TO BE DONE:
Check each line of the listing for the word "不乱丢垃圾" and report how many lines contain it, giving nothing but the number.

INPUT FOR THIS TASK:
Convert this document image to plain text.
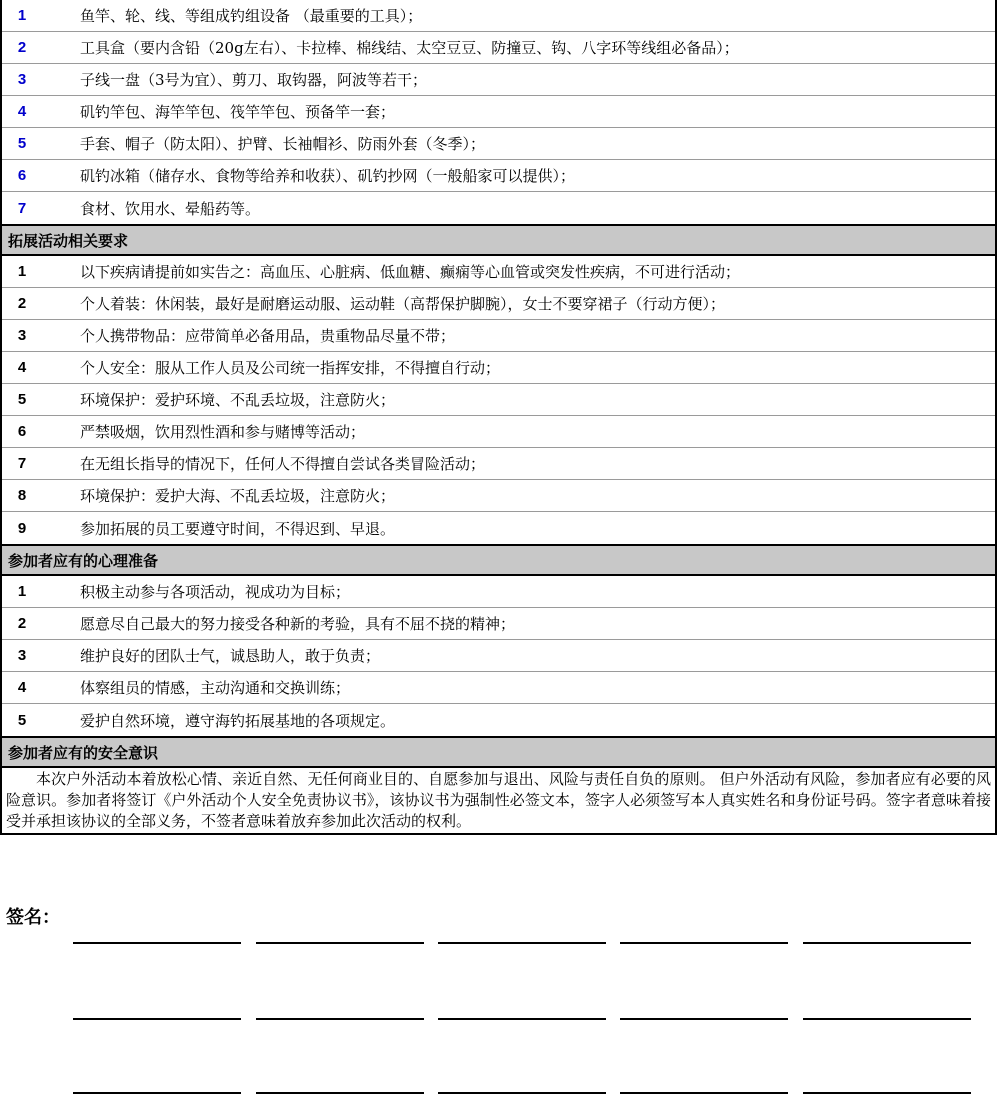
1	鱼竿、轮、线、等组成钓组设备 （最重要的工具）；
2	工具盒（要内含铅（20g左右）、卡拉棒、棉线结、太空豆豆、防撞豆、钩、八字环等线组必备品）；
3	子线一盘（3号为宜）、剪刀、取钩器，阿波等若干；
4	矶钓竿包、海竿竿包、筏竿竿包、预备竿一套；
5	手套、帽子（防太阳）、护臂、长袖帽衫、防雨外套（冬季）；
6	矶钓冰箱（储存水、食物等给养和收获）、矶钓抄网（一般船家可以提供）；
7	食材、饮用水、晕船药等。
拓展活动相关要求
1	以下疾病请提前如实告之：高血压、心脏病、低血糖、癫痫等心血管或突发性疾病，不可进行活动；
2	个人着装：休闲装，最好是耐磨运动服、运动鞋（高帮保护脚腕），女士不要穿裙子（行动方便）；
3	个人携带物品：应带简单必备用品，贵重物品尽量不带；
4	个人安全：服从工作人员及公司统一指挥安排，不得擅自行动；
5	环境保护：爱护环境、不乱丢垃圾，注意防火；
6	严禁吸烟，饮用烈性酒和参与赌博等活动；
7	在无组长指导的情况下，任何人不得擅自尝试各类冒险活动；
8	环境保护：爱护大海、不乱丢垃圾，注意防火；
9	参加拓展的员工要遵守时间，不得迟到、早退。
参加者应有的心理准备
1	积极主动参与各项活动，视成功为目标；
2	愿意尽自己最大的努力接受各种新的考验，具有不屈不挠的精神；
3	维护良好的团队士气，诚恳助人，敢于负责；
4	体察组员的情感，主动沟通和交换训练；
5	爱护自然环境，遵守海钓拓展基地的各项规定。
参加者应有的安全意识
本次户外活动本着放松心情、亲近自然、无任何商业目的、自愿参加与退出、风险与责任自负的原则。 但户外活动有风险，参加者应有必要的风险意识。参加者将签订《户外活动个人安全免责协议书》，该协议书为强制性必签文本，签字人必须签写本人真实姓名和身份证号码。签字者意味着接受并承担该协议的全部义务，不签者意味着放弃参加此次活动的权利。
签名：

THE RESULT:
2